In the entries that follow, find the word "Table" and report each line it is on.

*Provided data:*
------------------------------

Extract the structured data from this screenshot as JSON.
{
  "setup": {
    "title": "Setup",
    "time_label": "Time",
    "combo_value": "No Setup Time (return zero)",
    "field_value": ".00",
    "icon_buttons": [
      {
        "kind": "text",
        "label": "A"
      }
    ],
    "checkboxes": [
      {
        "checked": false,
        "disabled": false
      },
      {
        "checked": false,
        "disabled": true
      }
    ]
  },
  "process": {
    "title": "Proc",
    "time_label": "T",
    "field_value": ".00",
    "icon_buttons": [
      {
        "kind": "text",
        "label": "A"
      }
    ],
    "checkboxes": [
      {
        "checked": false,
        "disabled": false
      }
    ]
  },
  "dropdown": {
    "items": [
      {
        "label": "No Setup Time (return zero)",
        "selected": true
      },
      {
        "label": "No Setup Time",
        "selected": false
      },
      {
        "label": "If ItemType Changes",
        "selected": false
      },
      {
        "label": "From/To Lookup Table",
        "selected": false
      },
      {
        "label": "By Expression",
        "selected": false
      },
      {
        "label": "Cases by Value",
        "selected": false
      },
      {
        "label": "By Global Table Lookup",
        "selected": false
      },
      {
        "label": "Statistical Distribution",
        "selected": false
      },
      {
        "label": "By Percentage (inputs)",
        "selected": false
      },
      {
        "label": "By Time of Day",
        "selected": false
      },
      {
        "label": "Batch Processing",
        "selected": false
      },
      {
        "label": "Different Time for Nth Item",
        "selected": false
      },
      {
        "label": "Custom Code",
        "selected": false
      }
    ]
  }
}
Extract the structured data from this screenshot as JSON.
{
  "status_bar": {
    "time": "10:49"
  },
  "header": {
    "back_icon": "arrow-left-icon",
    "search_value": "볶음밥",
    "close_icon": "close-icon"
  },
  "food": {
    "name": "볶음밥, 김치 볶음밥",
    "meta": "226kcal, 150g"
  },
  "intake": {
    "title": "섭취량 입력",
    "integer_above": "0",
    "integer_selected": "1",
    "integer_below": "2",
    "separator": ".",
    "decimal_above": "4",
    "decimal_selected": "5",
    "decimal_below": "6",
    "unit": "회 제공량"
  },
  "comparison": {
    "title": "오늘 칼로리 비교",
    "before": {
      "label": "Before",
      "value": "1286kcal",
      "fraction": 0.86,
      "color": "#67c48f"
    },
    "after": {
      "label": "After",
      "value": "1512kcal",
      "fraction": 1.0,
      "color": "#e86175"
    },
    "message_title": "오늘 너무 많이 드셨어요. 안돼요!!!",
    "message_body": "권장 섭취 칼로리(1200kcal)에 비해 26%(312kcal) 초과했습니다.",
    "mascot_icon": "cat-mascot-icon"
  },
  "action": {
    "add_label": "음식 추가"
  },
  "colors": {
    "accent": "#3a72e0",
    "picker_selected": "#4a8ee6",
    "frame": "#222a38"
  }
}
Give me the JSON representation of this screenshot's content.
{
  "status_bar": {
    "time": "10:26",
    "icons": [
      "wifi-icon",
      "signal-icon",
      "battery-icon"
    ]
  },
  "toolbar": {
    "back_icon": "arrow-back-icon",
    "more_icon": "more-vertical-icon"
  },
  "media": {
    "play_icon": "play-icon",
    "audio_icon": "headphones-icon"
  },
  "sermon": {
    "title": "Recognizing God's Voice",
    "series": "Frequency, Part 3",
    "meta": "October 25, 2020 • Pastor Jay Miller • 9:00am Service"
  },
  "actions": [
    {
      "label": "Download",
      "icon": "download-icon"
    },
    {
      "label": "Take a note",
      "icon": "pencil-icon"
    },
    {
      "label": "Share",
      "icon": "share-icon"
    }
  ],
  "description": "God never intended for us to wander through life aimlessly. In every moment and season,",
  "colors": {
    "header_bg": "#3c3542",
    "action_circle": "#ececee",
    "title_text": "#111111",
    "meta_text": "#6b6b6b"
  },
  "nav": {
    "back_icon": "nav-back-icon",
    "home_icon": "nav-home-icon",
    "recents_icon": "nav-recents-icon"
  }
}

------------------------------

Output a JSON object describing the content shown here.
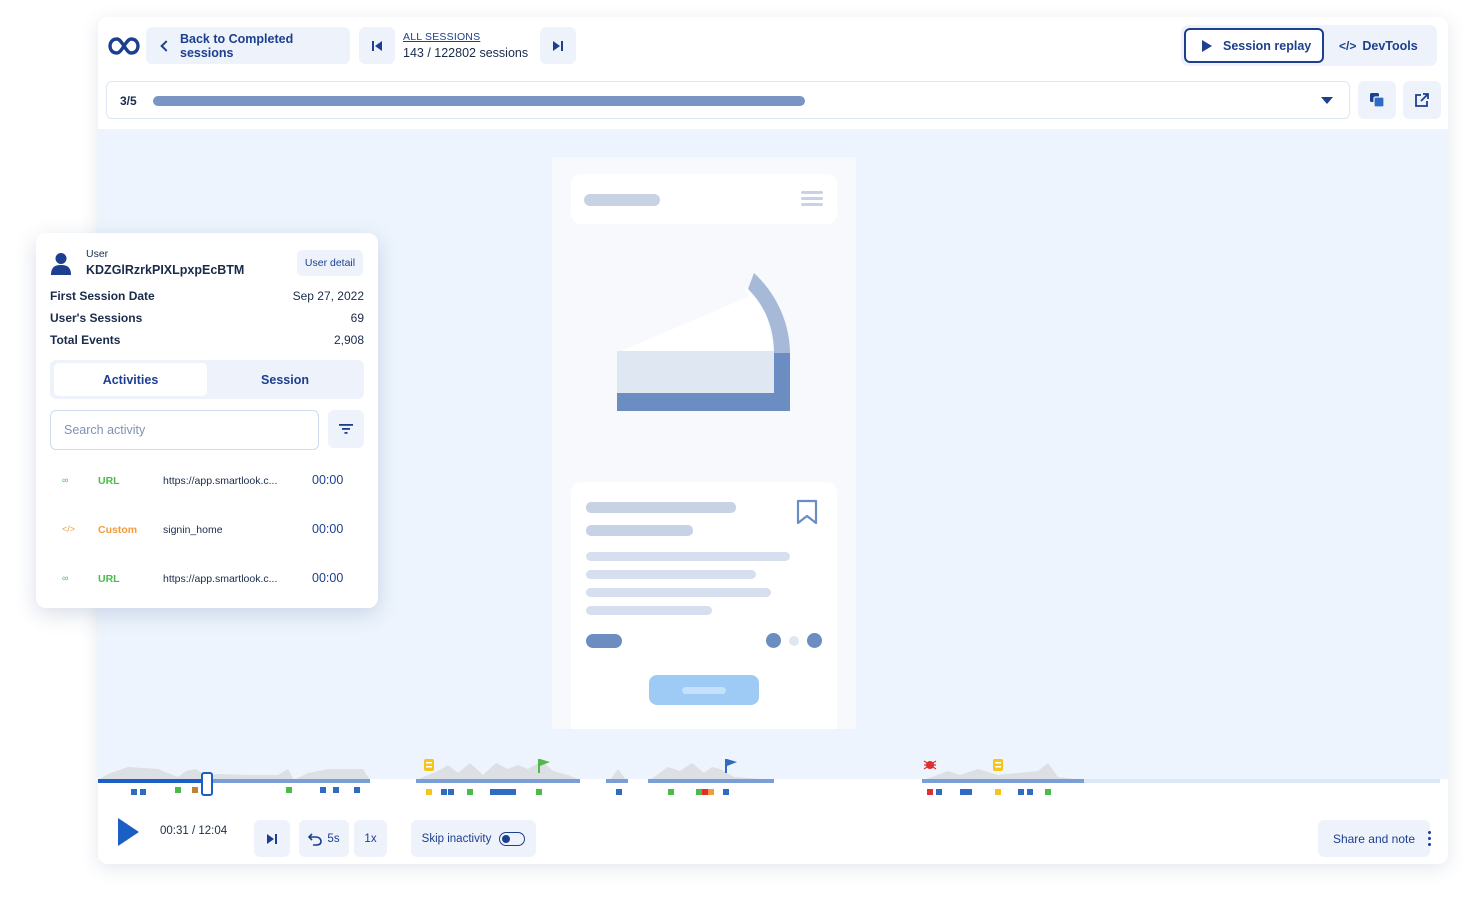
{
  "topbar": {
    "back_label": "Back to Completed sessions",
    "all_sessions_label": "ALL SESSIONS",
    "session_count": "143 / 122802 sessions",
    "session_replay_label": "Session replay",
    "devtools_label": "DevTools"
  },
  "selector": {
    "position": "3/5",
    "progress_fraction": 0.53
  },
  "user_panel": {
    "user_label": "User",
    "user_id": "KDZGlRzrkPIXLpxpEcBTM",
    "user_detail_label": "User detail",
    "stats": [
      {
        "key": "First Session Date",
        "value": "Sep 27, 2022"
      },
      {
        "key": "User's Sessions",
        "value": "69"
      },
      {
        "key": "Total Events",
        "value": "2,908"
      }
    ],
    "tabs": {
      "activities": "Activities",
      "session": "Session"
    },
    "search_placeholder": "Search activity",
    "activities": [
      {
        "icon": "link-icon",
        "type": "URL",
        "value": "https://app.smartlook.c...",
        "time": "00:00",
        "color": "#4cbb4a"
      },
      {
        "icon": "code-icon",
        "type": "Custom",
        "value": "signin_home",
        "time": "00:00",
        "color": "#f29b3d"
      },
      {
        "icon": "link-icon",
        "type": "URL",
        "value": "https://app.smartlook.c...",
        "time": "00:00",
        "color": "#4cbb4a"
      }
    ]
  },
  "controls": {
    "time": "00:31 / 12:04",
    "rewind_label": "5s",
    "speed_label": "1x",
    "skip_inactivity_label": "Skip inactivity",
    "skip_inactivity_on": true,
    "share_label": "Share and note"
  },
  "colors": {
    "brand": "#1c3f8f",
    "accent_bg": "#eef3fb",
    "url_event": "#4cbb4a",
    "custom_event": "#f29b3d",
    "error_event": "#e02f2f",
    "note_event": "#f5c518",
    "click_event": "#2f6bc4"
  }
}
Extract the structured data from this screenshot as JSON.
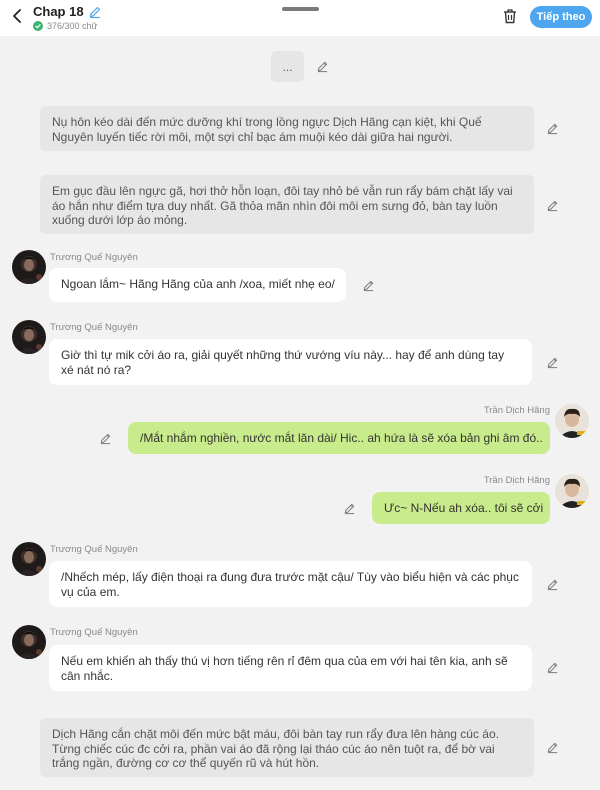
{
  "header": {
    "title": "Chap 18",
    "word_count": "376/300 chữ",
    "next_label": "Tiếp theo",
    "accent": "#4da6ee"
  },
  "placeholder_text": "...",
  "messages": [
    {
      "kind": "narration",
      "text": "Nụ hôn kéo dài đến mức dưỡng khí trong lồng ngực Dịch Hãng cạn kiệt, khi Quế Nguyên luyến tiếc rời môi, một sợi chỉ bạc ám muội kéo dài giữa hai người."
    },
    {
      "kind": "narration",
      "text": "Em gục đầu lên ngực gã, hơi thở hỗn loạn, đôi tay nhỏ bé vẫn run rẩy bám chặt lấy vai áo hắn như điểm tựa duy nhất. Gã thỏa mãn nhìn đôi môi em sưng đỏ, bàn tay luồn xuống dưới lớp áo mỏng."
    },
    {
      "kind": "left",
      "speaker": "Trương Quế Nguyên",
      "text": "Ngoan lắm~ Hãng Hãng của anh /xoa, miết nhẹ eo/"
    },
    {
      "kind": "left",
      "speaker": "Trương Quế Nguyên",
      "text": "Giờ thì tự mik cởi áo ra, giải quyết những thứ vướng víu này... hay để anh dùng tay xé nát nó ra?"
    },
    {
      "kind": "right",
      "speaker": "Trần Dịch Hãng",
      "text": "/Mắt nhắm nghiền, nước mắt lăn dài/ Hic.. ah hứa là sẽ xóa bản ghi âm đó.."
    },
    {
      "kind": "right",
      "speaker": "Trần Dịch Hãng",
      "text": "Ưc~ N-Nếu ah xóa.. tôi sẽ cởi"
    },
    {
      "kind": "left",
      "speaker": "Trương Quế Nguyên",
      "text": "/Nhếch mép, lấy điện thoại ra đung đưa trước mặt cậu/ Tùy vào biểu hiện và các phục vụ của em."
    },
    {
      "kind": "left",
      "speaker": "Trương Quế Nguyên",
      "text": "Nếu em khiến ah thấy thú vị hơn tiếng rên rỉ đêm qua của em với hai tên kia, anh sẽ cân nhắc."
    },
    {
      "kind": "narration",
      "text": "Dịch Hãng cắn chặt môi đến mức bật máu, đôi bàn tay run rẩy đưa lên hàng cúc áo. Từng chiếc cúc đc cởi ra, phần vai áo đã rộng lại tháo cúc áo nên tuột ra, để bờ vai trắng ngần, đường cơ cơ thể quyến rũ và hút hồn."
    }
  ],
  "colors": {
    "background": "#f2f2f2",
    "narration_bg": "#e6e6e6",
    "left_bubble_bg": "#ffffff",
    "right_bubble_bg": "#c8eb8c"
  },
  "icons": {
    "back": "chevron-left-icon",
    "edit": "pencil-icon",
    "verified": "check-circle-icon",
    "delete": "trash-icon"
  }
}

------------------------------

*Answer for this exercise:*
        "label": "From/To Lookup Table",
        "label": "By Global Table Lookup",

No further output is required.